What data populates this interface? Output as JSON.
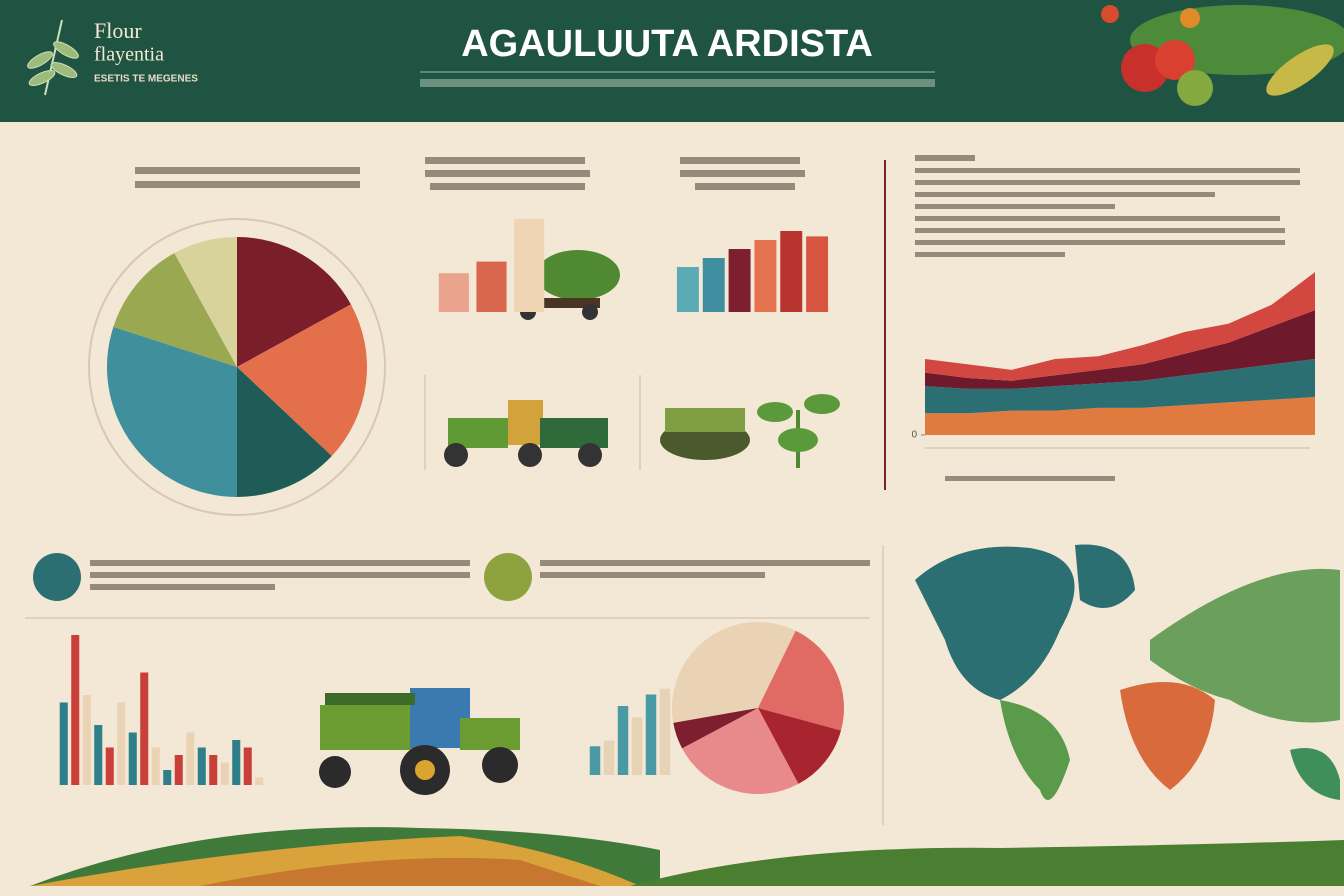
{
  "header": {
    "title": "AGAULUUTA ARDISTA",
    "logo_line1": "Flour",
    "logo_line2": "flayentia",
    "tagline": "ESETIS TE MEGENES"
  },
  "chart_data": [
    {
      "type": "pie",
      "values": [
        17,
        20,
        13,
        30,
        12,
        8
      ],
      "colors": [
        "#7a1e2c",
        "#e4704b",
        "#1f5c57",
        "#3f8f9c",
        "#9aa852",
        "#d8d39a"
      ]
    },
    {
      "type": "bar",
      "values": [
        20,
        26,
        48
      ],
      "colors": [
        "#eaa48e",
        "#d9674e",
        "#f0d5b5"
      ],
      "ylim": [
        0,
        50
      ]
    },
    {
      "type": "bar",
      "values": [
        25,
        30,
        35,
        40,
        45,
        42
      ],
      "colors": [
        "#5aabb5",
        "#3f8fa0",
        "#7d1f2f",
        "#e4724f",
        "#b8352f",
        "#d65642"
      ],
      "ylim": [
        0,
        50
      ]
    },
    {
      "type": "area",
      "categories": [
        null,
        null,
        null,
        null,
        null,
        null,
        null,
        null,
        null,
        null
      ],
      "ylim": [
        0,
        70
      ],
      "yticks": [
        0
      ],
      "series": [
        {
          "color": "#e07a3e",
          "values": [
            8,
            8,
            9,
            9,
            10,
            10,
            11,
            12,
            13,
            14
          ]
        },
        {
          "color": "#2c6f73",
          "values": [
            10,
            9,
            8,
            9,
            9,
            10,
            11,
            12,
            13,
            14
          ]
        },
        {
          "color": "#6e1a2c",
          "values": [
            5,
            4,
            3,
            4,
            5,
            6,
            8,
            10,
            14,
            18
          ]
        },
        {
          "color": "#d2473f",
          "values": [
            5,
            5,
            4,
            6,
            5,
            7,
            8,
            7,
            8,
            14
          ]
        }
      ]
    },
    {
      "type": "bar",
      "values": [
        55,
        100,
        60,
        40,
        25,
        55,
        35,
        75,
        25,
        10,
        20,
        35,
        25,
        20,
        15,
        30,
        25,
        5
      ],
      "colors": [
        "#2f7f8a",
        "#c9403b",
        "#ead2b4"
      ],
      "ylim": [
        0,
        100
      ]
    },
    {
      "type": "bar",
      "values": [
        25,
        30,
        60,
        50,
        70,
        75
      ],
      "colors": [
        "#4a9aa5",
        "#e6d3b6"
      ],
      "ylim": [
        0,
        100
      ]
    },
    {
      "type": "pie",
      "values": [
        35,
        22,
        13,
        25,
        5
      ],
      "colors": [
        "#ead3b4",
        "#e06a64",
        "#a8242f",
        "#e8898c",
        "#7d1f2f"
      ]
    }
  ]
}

..........

Would you please repeat all the data word for word, but without the pictures?

▸ Exercise solution:
What data populates this interface? Output as JSON.
{
  "header": {
    "title": "AGAULUUTA ARDISTA",
    "logo_line1": "Flour",
    "logo_line2": "flayentia",
    "tagline": "ESETIS TE MEGENES"
  },
  "chart_data": [
    {
      "type": "pie",
      "values": [
        17,
        20,
        13,
        30,
        12,
        8
      ],
      "colors": [
        "#7a1e2c",
        "#e4704b",
        "#1f5c57",
        "#3f8f9c",
        "#9aa852",
        "#d8d39a"
      ]
    },
    {
      "type": "bar",
      "values": [
        20,
        26,
        48
      ],
      "colors": [
        "#eaa48e",
        "#d9674e",
        "#f0d5b5"
      ],
      "ylim": [
        0,
        50
      ]
    },
    {
      "type": "bar",
      "values": [
        25,
        30,
        35,
        40,
        45,
        42
      ],
      "colors": [
        "#5aabb5",
        "#3f8fa0",
        "#7d1f2f",
        "#e4724f",
        "#b8352f",
        "#d65642"
      ],
      "ylim": [
        0,
        50
      ]
    },
    {
      "type": "area",
      "categories": [
        null,
        null,
        null,
        null,
        null,
        null,
        null,
        null,
        null,
        null
      ],
      "ylim": [
        0,
        70
      ],
      "yticks": [
        0
      ],
      "series": [
        {
          "color": "#e07a3e",
          "values": [
            8,
            8,
            9,
            9,
            10,
            10,
            11,
            12,
            13,
            14
          ]
        },
        {
          "color": "#2c6f73",
          "values": [
            10,
            9,
            8,
            9,
            9,
            10,
            11,
            12,
            13,
            14
          ]
        },
        {
          "color": "#6e1a2c",
          "values": [
            5,
            4,
            3,
            4,
            5,
            6,
            8,
            10,
            14,
            18
          ]
        },
        {
          "color": "#d2473f",
          "values": [
            5,
            5,
            4,
            6,
            5,
            7,
            8,
            7,
            8,
            14
          ]
        }
      ]
    },
    {
      "type": "bar",
      "values": [
        55,
        100,
        60,
        40,
        25,
        55,
        35,
        75,
        25,
        10,
        20,
        35,
        25,
        20,
        15,
        30,
        25,
        5
      ],
      "colors": [
        "#2f7f8a",
        "#c9403b",
        "#ead2b4"
      ],
      "ylim": [
        0,
        100
      ]
    },
    {
      "type": "bar",
      "values": [
        25,
        30,
        60,
        50,
        70,
        75
      ],
      "colors": [
        "#4a9aa5",
        "#e6d3b6"
      ],
      "ylim": [
        0,
        100
      ]
    },
    {
      "type": "pie",
      "values": [
        35,
        22,
        13,
        25,
        5
      ],
      "colors": [
        "#ead3b4",
        "#e06a64",
        "#a8242f",
        "#e8898c",
        "#7d1f2f"
      ]
    }
  ]
}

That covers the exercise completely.